## What needs to be done
Restate the records that follow word for word; no pictures should appear.

## Data items

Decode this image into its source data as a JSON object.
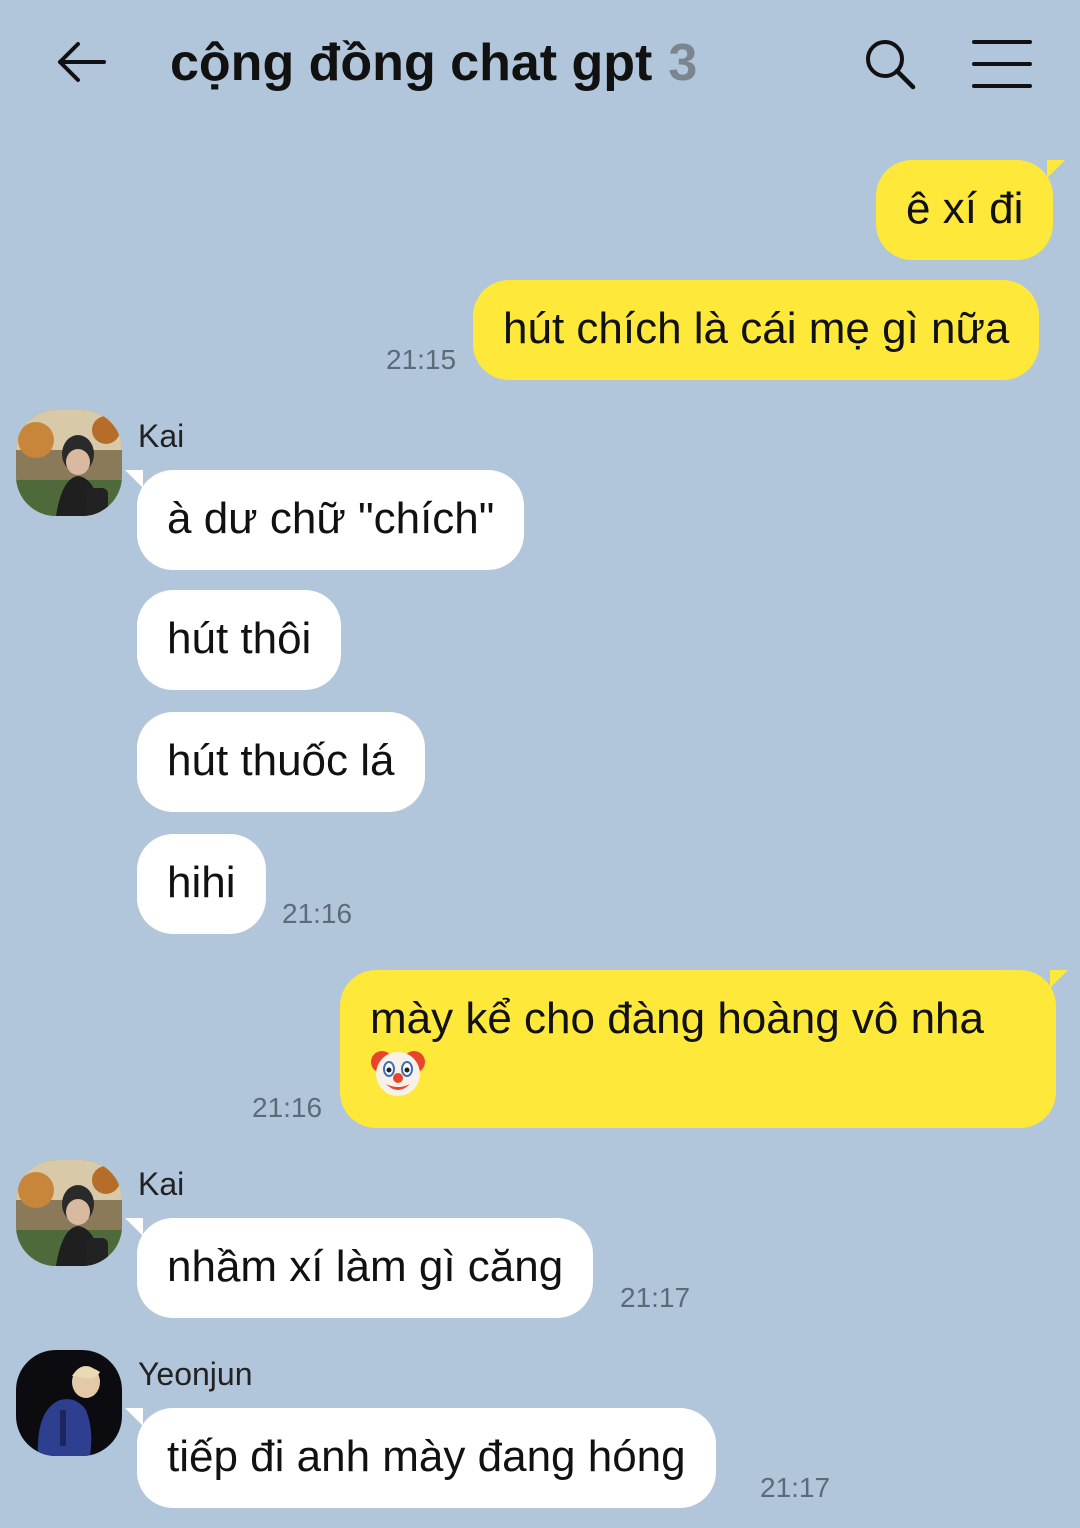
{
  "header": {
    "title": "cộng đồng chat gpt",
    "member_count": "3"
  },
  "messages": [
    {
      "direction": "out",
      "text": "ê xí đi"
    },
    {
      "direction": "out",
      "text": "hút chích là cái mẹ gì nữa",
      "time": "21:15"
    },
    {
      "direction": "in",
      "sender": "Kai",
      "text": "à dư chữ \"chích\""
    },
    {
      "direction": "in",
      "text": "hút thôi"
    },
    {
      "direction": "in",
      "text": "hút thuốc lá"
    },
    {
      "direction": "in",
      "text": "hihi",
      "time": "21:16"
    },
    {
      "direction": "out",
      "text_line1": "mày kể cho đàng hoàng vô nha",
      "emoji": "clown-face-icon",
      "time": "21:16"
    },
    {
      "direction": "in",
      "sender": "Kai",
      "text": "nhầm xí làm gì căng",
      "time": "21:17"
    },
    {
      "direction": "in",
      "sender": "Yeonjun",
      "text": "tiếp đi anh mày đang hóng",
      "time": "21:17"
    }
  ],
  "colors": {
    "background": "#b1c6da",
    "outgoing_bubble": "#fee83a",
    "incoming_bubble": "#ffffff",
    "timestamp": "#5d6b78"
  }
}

## Correct answer
Decode this image into its source data as a JSON object.
{
  "header": {
    "title": "cộng đồng chat gpt",
    "member_count": "3"
  },
  "messages": [
    {
      "direction": "out",
      "text": "ê xí đi"
    },
    {
      "direction": "out",
      "text": "hút chích là cái mẹ gì nữa",
      "time": "21:15"
    },
    {
      "direction": "in",
      "sender": "Kai",
      "text": "à dư chữ \"chích\""
    },
    {
      "direction": "in",
      "text": "hút thôi"
    },
    {
      "direction": "in",
      "text": "hút thuốc lá"
    },
    {
      "direction": "in",
      "text": "hihi",
      "time": "21:16"
    },
    {
      "direction": "out",
      "text_line1": "mày kể cho đàng hoàng vô nha",
      "emoji": "clown-face-icon",
      "time": "21:16"
    },
    {
      "direction": "in",
      "sender": "Kai",
      "text": "nhầm xí làm gì căng",
      "time": "21:17"
    },
    {
      "direction": "in",
      "sender": "Yeonjun",
      "text": "tiếp đi anh mày đang hóng",
      "time": "21:17"
    }
  ],
  "colors": {
    "background": "#b1c6da",
    "outgoing_bubble": "#fee83a",
    "incoming_bubble": "#ffffff",
    "timestamp": "#5d6b78"
  }
}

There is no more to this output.